▶ What needs to be done: Repeat the lines below exactly as they appear, but leave out the images.

▶ Data listing:
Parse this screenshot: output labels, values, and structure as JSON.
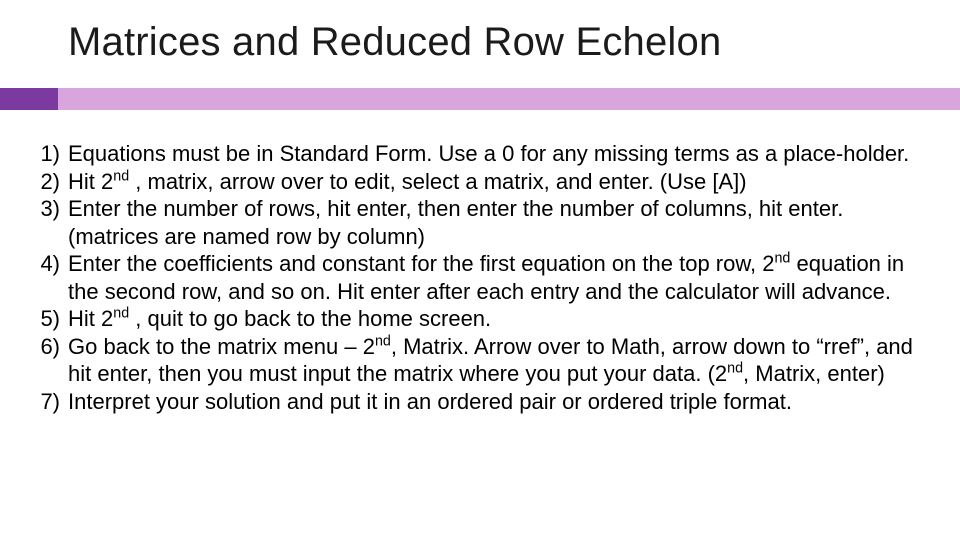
{
  "title": "Matrices and Reduced Row Echelon",
  "items": [
    {
      "num": "1)",
      "html": "Equations must be in Standard Form. Use a 0 for any missing terms as a place-holder."
    },
    {
      "num": "2)",
      "html": "Hit 2<sup>nd</sup> , matrix, arrow over to edit, select a matrix, and enter. (Use [A])"
    },
    {
      "num": "3)",
      "html": "Enter the number of rows, hit enter, then enter the number of columns, hit enter. (matrices are named row by column)"
    },
    {
      "num": "4)",
      "html": "Enter the coefficients and constant for the first equation on the top row, 2<sup>nd</sup> equation in the second row, and so on. Hit enter after each entry and the calculator will advance."
    },
    {
      "num": "5)",
      "html": "Hit 2<sup>nd</sup> , quit to go back to the home screen."
    },
    {
      "num": "6)",
      "html": "Go back to the matrix menu – 2<sup>nd</sup>, Matrix. Arrow over to Math, arrow down to “rref”, and hit enter, then you must input the matrix where you put your data. (2<sup>nd</sup>, Matrix, enter)"
    },
    {
      "num": "7)",
      "html": "Interpret your solution and put it in an ordered pair or ordered triple format."
    }
  ],
  "colors": {
    "accent_dark": "#7c3aa0",
    "accent_light": "#d8a6dc"
  }
}
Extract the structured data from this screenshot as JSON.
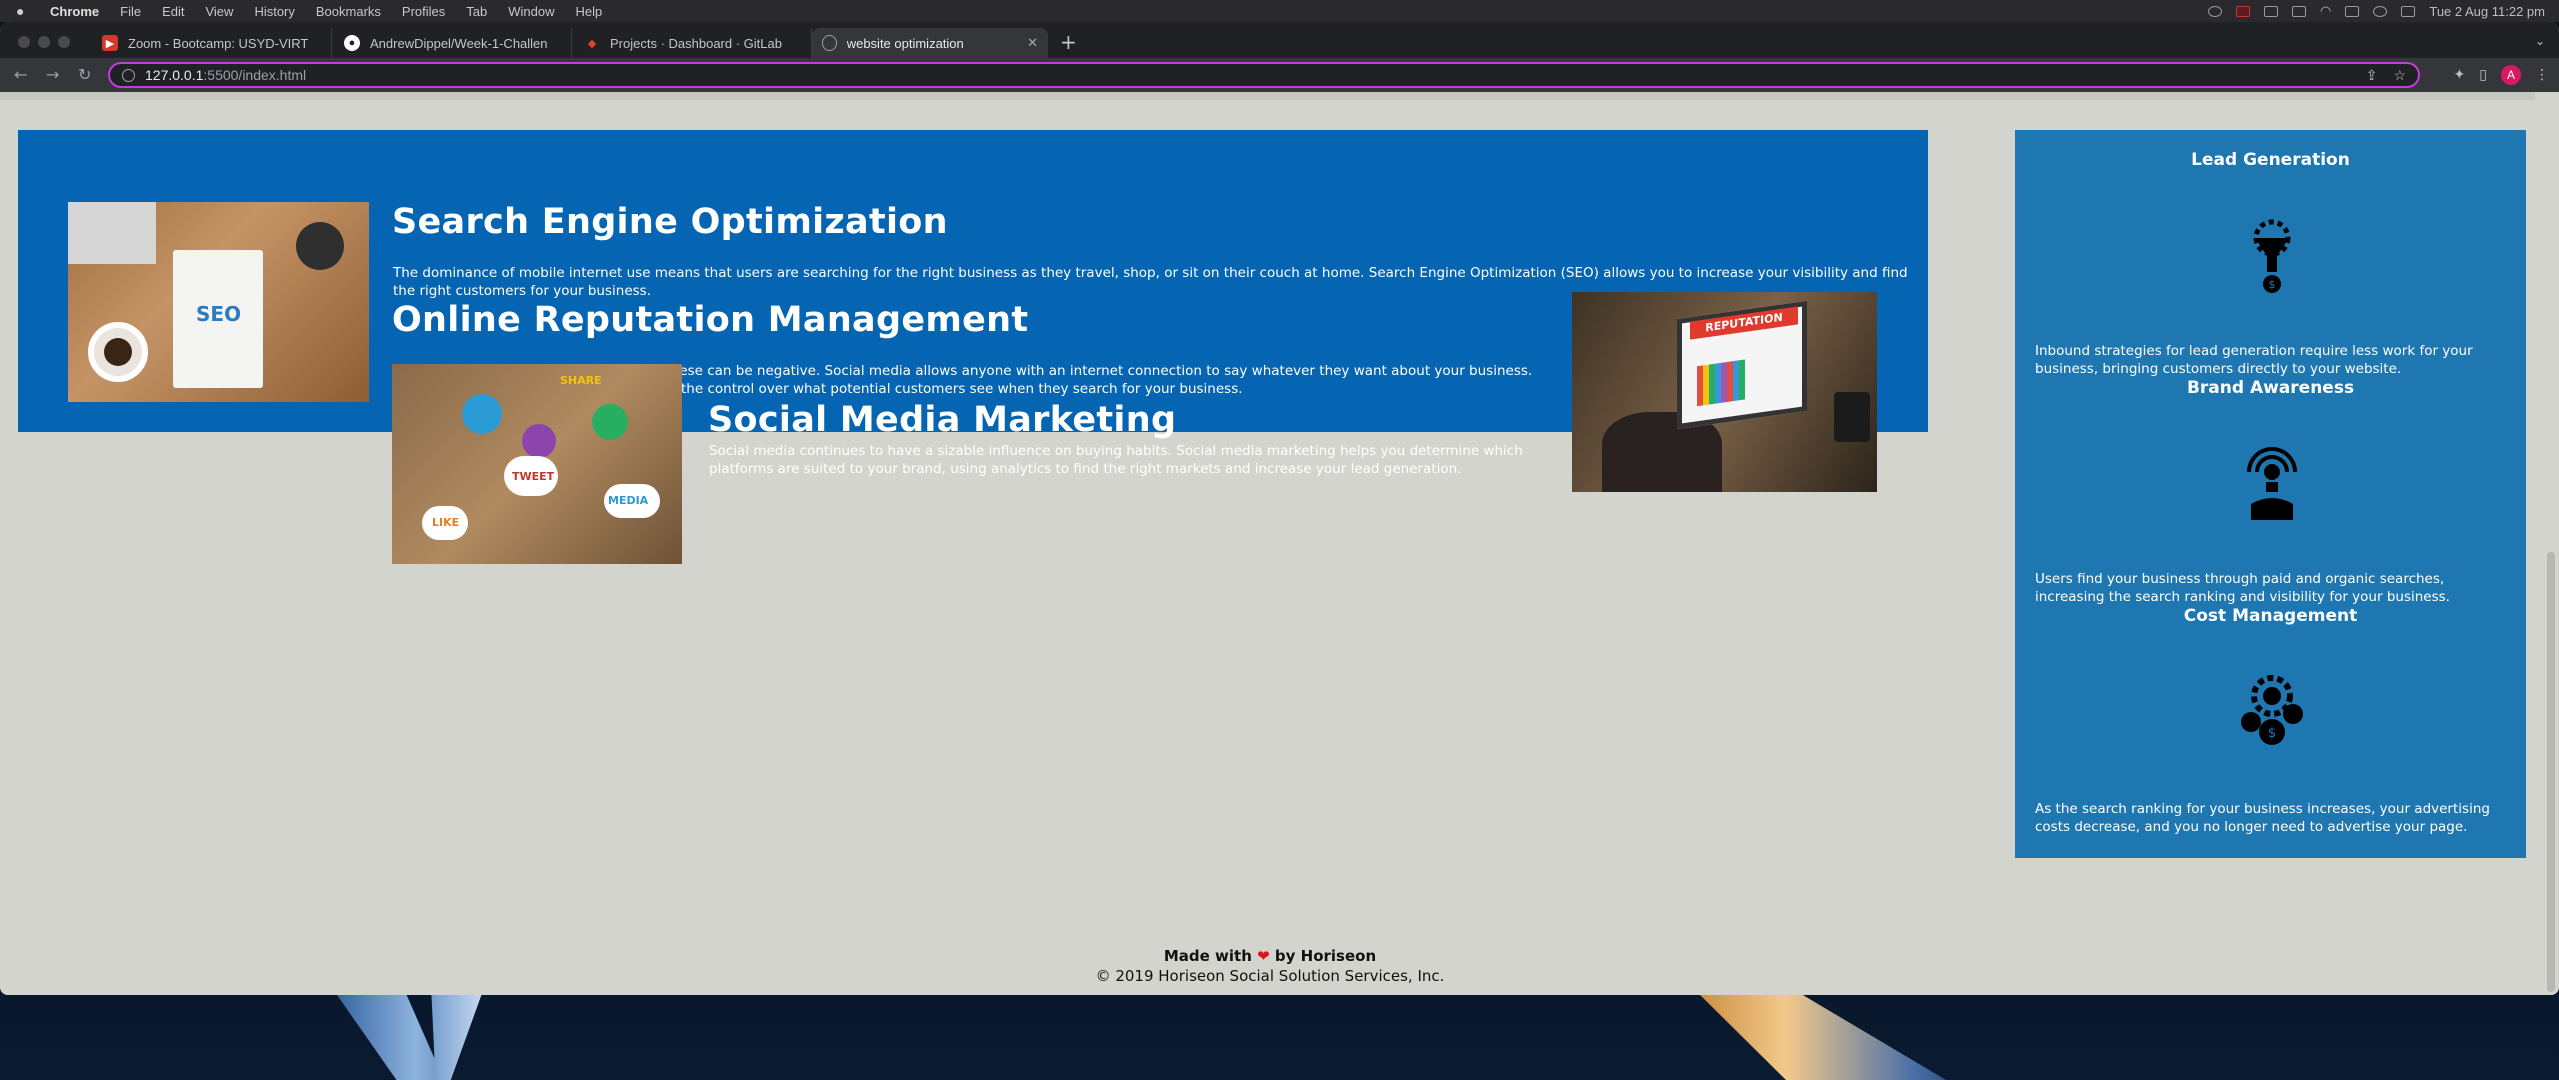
{
  "menubar": {
    "app_name": "Chrome",
    "items": [
      "File",
      "Edit",
      "View",
      "History",
      "Bookmarks",
      "Profiles",
      "Tab",
      "Window",
      "Help"
    ],
    "clock": "Tue 2 Aug  11:22 pm"
  },
  "browser": {
    "tabs": [
      {
        "title": "Zoom - Bootcamp: USYD-VIRT",
        "favicon": "zoom-icon",
        "color": "#d7372e"
      },
      {
        "title": "AndrewDippel/Week-1-Challen",
        "favicon": "github-icon",
        "color": "#ffffff"
      },
      {
        "title": "Projects · Dashboard · GitLab",
        "favicon": "gitlab-icon",
        "color": "#e24329"
      },
      {
        "title": "website optimization",
        "favicon": "globe-icon",
        "color": "#9aa0a6"
      }
    ],
    "url_host": "127.0.0.1",
    "url_path": ":5500/index.html",
    "avatar_letter": "A"
  },
  "page": {
    "sections": [
      {
        "title": "Search Engine Optimization",
        "text": "The dominance of mobile internet use means that users are searching for the right business as they travel, shop, or sit on their couch at home. Search Engine Optimization (SEO) allows you to increase your visibility and find the right customers for your business."
      },
      {
        "title": "Online Reputation Management",
        "text": "The web is full of opinions, and some of these can be negative. Social media allows anyone with an internet connection to say whatever they want about your business. Online Reputation Management gives you the control over what potential customers see when they search for your business."
      },
      {
        "title": "Social Media Marketing",
        "text": "Social media continues to have a sizable influence on buying habits. Social media marketing helps you determine which platforms are suited to your brand, using analytics to find the right markets and increase your lead generation."
      }
    ],
    "image_labels": {
      "seo": "SEO",
      "reputation": "REPUTATION",
      "share": "SHARE",
      "tweet": "TWEET",
      "like": "LIKE",
      "media": "MEDIA"
    },
    "benefits": [
      {
        "title": "Lead Generation",
        "icon": "lead-generation-icon",
        "text": "Inbound strategies for lead generation require less work for your business, bringing customers directly to your website."
      },
      {
        "title": "Brand Awareness",
        "icon": "brand-awareness-icon",
        "text": "Users find your business through paid and organic searches, increasing the search ranking and visibility for your business."
      },
      {
        "title": "Cost Management",
        "icon": "cost-management-icon",
        "text": "As the search ranking for your business increases, your advertising costs decrease, and you no longer need to advertise your page."
      }
    ],
    "footer": {
      "made_with": "Made with",
      "by": "by Horiseon",
      "copyright": "© 2019 Horiseon Social Solution Services, Inc."
    }
  },
  "colors": {
    "content_blue": "#0565b3",
    "sidebar_blue": "#1e77b1",
    "page_bg": "#d4d4ce",
    "omnibox_focus": "#c03fd8"
  }
}
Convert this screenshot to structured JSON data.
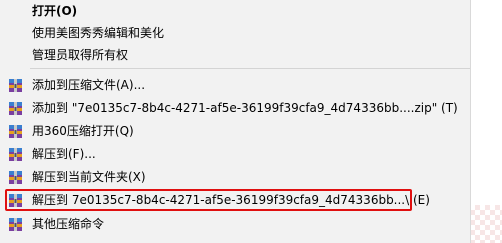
{
  "menu": {
    "open": "打开(O)",
    "meitu": "使用美图秀秀编辑和美化",
    "admin": "管理员取得所有权",
    "add_archive": "添加到压缩文件(A)...",
    "add_zip": "添加到 \"7e0135c7-8b4c-4271-af5e-36199f39cfa9_4d74336bb....zip\" (T)",
    "open_360": "用360压缩打开(Q)",
    "extract_to": "解压到(F)...",
    "extract_here": "解压到当前文件夹(X)",
    "extract_folder": "解压到 7e0135c7-8b4c-4271-af5e-36199f39cfa9_4d74336bb...\\ (E)",
    "other": "其他压缩命令"
  },
  "icons": {
    "archive": "zip-archive-icon"
  },
  "colors": {
    "highlight_border": "#e01010",
    "menu_bg": "#f2f2f2"
  }
}
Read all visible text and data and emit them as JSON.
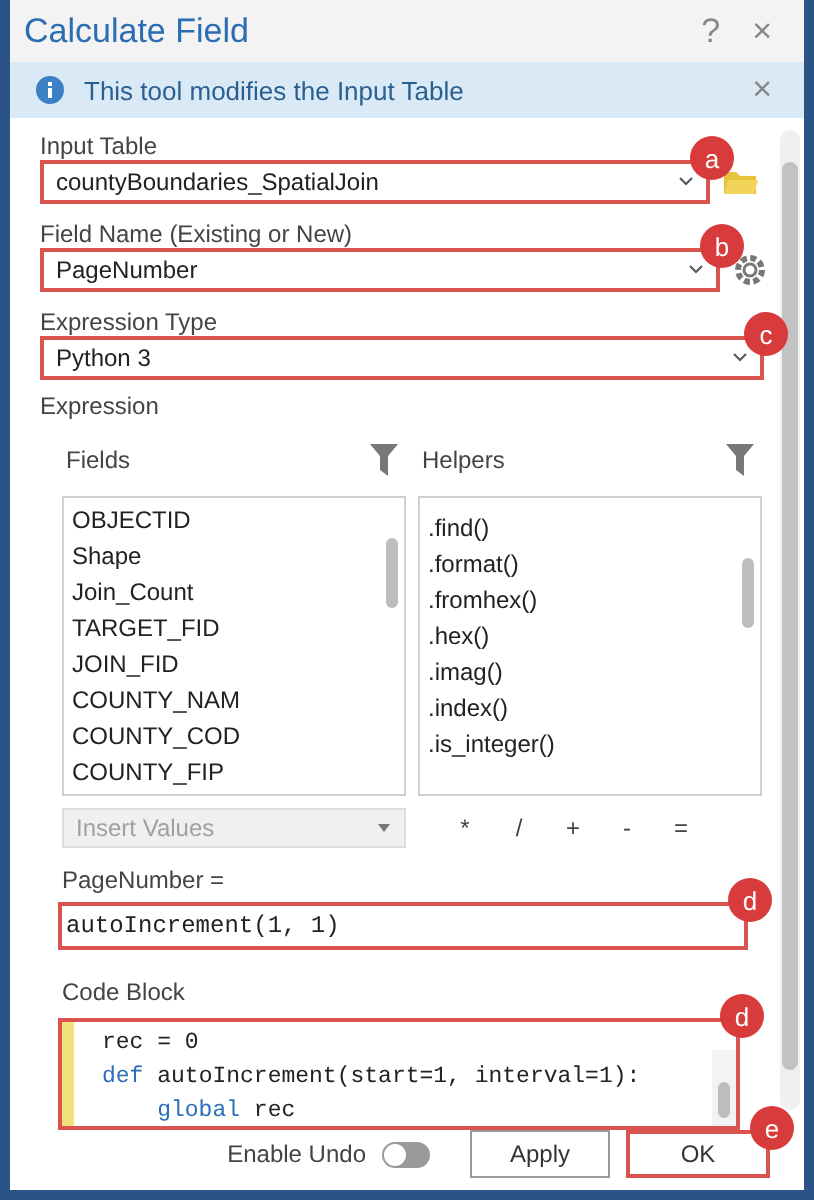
{
  "window": {
    "title": "Calculate Field",
    "help": "?",
    "close": "×"
  },
  "info_bar": {
    "message": "This tool modifies the Input Table",
    "close": "×"
  },
  "input_table": {
    "label": "Input Table",
    "value": "countyBoundaries_SpatialJoin",
    "callout": "a"
  },
  "field_name": {
    "label": "Field Name (Existing or New)",
    "value": "PageNumber",
    "callout": "b"
  },
  "expression_type": {
    "label": "Expression Type",
    "value": "Python 3",
    "callout": "c"
  },
  "expression": {
    "label": "Expression",
    "fields": {
      "label": "Fields",
      "items": [
        "OBJECTID",
        "Shape",
        "Join_Count",
        "TARGET_FID",
        "JOIN_FID",
        "COUNTY_NAM",
        "COUNTY_COD",
        "COUNTY_FIP"
      ]
    },
    "helpers": {
      "label": "Helpers",
      "items": [
        ".find()",
        ".format()",
        ".fromhex()",
        ".hex()",
        ".imag()",
        ".index()",
        ".is_integer()"
      ]
    },
    "insert_values": {
      "placeholder": "Insert Values",
      "disabled": true
    },
    "operators": [
      "*",
      "/",
      "+",
      "-",
      "="
    ],
    "target_label": "PageNumber =",
    "value": "autoIncrement(1, 1)",
    "callout": "d"
  },
  "code_block": {
    "label": "Code Block",
    "callout": "d",
    "lines": [
      [
        {
          "kind": "plain",
          "text": "rec = 0"
        }
      ],
      [
        {
          "kind": "keyword",
          "text": "def"
        },
        {
          "kind": "plain",
          "text": " autoIncrement(start=1, interval=1):"
        }
      ],
      [
        {
          "kind": "indent"
        },
        {
          "kind": "keyword",
          "text": "global"
        },
        {
          "kind": "plain",
          "text": " rec"
        }
      ]
    ]
  },
  "footer": {
    "enable_undo": {
      "label": "Enable Undo",
      "on": false
    },
    "apply": "Apply",
    "ok": "OK",
    "ok_callout": "e"
  }
}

▶ Response:
Parse this screenshot: output labels, values, and structure as JSON.
{
  "title": "Matrices and Reduced Row Echelon",
  "items": [
    {
      "num": "1)",
      "html": "Equations must be in Standard Form. Use a 0 for any missing terms as a place-holder."
    },
    {
      "num": "2)",
      "html": "Hit 2<sup>nd</sup> , matrix, arrow over to edit, select a matrix, and enter. (Use [A])"
    },
    {
      "num": "3)",
      "html": "Enter the number of rows, hit enter, then enter the number of columns, hit enter. (matrices are named row by column)"
    },
    {
      "num": "4)",
      "html": "Enter the coefficients and constant for the first equation on the top row, 2<sup>nd</sup> equation in the second row, and so on. Hit enter after each entry and the calculator will advance."
    },
    {
      "num": "5)",
      "html": "Hit 2<sup>nd</sup> , quit to go back to the home screen."
    },
    {
      "num": "6)",
      "html": "Go back to the matrix menu – 2<sup>nd</sup>, Matrix. Arrow over to Math, arrow down to “rref”, and hit enter, then you must input the matrix where you put your data. (2<sup>nd</sup>, Matrix, enter)"
    },
    {
      "num": "7)",
      "html": "Interpret your solution and put it in an ordered pair or ordered triple format."
    }
  ],
  "colors": {
    "accent_dark": "#7c3aa0",
    "accent_light": "#d8a6dc"
  }
}
Extract the structured data from this screenshot as JSON.
{
  "menubar": {
    "app_name": "Chrome",
    "items": [
      "File",
      "Edit",
      "View",
      "History",
      "Bookmarks",
      "Profiles",
      "Tab",
      "Window",
      "Help"
    ],
    "clock": "Tue 2 Aug  11:22 pm"
  },
  "browser": {
    "tabs": [
      {
        "title": "Zoom - Bootcamp: USYD-VIRT",
        "favicon": "zoom-icon",
        "color": "#d7372e"
      },
      {
        "title": "AndrewDippel/Week-1-Challen",
        "favicon": "github-icon",
        "color": "#ffffff"
      },
      {
        "title": "Projects · Dashboard · GitLab",
        "favicon": "gitlab-icon",
        "color": "#e24329"
      },
      {
        "title": "website optimization",
        "favicon": "globe-icon",
        "color": "#9aa0a6"
      }
    ],
    "url_host": "127.0.0.1",
    "url_path": ":5500/index.html",
    "avatar_letter": "A"
  },
  "page": {
    "sections": [
      {
        "title": "Search Engine Optimization",
        "text": "The dominance of mobile internet use means that users are searching for the right business as they travel, shop, or sit on their couch at home. Search Engine Optimization (SEO) allows you to increase your visibility and find the right customers for your business."
      },
      {
        "title": "Online Reputation Management",
        "text": "The web is full of opinions, and some of these can be negative. Social media allows anyone with an internet connection to say whatever they want about your business. Online Reputation Management gives you the control over what potential customers see when they search for your business."
      },
      {
        "title": "Social Media Marketing",
        "text": "Social media continues to have a sizable influence on buying habits. Social media marketing helps you determine which platforms are suited to your brand, using analytics to find the right markets and increase your lead generation."
      }
    ],
    "image_labels": {
      "seo": "SEO",
      "reputation": "REPUTATION",
      "share": "SHARE",
      "tweet": "TWEET",
      "like": "LIKE",
      "media": "MEDIA"
    },
    "benefits": [
      {
        "title": "Lead Generation",
        "icon": "lead-generation-icon",
        "text": "Inbound strategies for lead generation require less work for your business, bringing customers directly to your website."
      },
      {
        "title": "Brand Awareness",
        "icon": "brand-awareness-icon",
        "text": "Users find your business through paid and organic searches, increasing the search ranking and visibility for your business."
      },
      {
        "title": "Cost Management",
        "icon": "cost-management-icon",
        "text": "As the search ranking for your business increases, your advertising costs decrease, and you no longer need to advertise your page."
      }
    ],
    "footer": {
      "made_with": "Made with",
      "by": "by Horiseon",
      "copyright": "© 2019 Horiseon Social Solution Services, Inc."
    }
  },
  "colors": {
    "content_blue": "#0565b3",
    "sidebar_blue": "#1e77b1",
    "page_bg": "#d4d4ce",
    "omnibox_focus": "#c03fd8"
  }
}
Convert this screenshot to structured JSON data.
{
  "menu": {
    "open": "打开(O)",
    "meitu": "使用美图秀秀编辑和美化",
    "admin": "管理员取得所有权",
    "add_archive": "添加到压缩文件(A)...",
    "add_zip": "添加到 \"7e0135c7-8b4c-4271-af5e-36199f39cfa9_4d74336bb....zip\" (T)",
    "open_360": "用360压缩打开(Q)",
    "extract_to": "解压到(F)...",
    "extract_here": "解压到当前文件夹(X)",
    "extract_folder": "解压到 7e0135c7-8b4c-4271-af5e-36199f39cfa9_4d74336bb...\\ (E)",
    "other": "其他压缩命令"
  },
  "icons": {
    "archive": "zip-archive-icon"
  },
  "colors": {
    "highlight_border": "#e01010",
    "menu_bg": "#f2f2f2"
  }
}
Read all visible text and data and emit them as JSON.
{
  "window": {
    "title": "Calculate Field",
    "help": "?",
    "close": "×"
  },
  "info_bar": {
    "message": "This tool modifies the Input Table",
    "close": "×"
  },
  "input_table": {
    "label": "Input Table",
    "value": "countyBoundaries_SpatialJoin",
    "callout": "a"
  },
  "field_name": {
    "label": "Field Name (Existing or New)",
    "value": "PageNumber",
    "callout": "b"
  },
  "expression_type": {
    "label": "Expression Type",
    "value": "Python 3",
    "callout": "c"
  },
  "expression": {
    "label": "Expression",
    "fields": {
      "label": "Fields",
      "items": [
        "OBJECTID",
        "Shape",
        "Join_Count",
        "TARGET_FID",
        "JOIN_FID",
        "COUNTY_NAM",
        "COUNTY_COD",
        "COUNTY_FIP"
      ]
    },
    "helpers": {
      "label": "Helpers",
      "items": [
        ".find()",
        ".format()",
        ".fromhex()",
        ".hex()",
        ".imag()",
        ".index()",
        ".is_integer()"
      ]
    },
    "insert_values": {
      "placeholder": "Insert Values",
      "disabled": true
    },
    "operators": [
      "*",
      "/",
      "+",
      "-",
      "="
    ],
    "target_label": "PageNumber =",
    "value": "autoIncrement(1, 1)",
    "callout": "d"
  },
  "code_block": {
    "label": "Code Block",
    "callout": "d",
    "lines": [
      [
        {
          "kind": "plain",
          "text": "rec = 0"
        }
      ],
      [
        {
          "kind": "keyword",
          "text": "def"
        },
        {
          "kind": "plain",
          "text": " autoIncrement(start=1, interval=1):"
        }
      ],
      [
        {
          "kind": "indent"
        },
        {
          "kind": "keyword",
          "text": "global"
        },
        {
          "kind": "plain",
          "text": " rec"
        }
      ]
    ]
  },
  "footer": {
    "enable_undo": {
      "label": "Enable Undo",
      "on": false
    },
    "apply": "Apply",
    "ok": "OK",
    "ok_callout": "e"
  }
}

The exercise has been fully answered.